Request - Give every entry again, word for word.

Data for the task -
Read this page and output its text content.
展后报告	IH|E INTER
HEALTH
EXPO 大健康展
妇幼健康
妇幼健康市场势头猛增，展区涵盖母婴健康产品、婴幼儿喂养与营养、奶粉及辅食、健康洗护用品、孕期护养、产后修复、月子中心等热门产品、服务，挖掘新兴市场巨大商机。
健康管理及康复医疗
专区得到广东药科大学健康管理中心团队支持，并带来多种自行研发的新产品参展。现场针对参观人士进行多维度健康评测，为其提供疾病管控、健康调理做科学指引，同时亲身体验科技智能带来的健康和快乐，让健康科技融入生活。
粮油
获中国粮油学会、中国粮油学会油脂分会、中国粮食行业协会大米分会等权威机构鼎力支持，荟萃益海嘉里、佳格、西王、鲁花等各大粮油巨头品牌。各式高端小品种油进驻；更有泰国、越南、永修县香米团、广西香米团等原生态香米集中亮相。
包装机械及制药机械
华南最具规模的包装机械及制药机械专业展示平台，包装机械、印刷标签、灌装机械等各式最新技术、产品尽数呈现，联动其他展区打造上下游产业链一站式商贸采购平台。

Answer to the task -
Read this page and output its text content.
展后报告	IH|E INTER
HEALTH
EXPO 大健康展
妇幼健康
妇幼健康市场势头猛增，展区涵盖母婴健康产品、婴幼儿喂养与营养、奶粉及辅食、健康洗护用品、孕期护养、产后修复、月子中心等热门产品、服务，挖掘新兴市场巨大商机。
健康管理及康复医疗
专区得到广东药科大学健康管理中心团队支持，并带来多种自行研发的新产品参展。现场针对参观人士进行多维度健康评测，为其提供疾病管控、健康调理做科学指引，同时亲身体验科技智能带来的健康和快乐，让健康科技融入生活。
粮油
获中国粮油学会、中国粮油学会油脂分会、中国粮食行业协会大米分会等权威机构鼎力支持，荟萃益海嘉里、佳格、西王、鲁花等各大粮油巨头品牌。各式高端小品种油进驻；更有泰国、越南、永修县香米团、广西香米团等原生态香米集中亮相。
包装机械及制药机械
华南最具规模的包装机械及制药机械专业展示平台，包装机械、印刷标签、灌装机械等各式最新技术、产品尽数呈现，联动其他展区打造上下游产业链一站式商贸采购平台。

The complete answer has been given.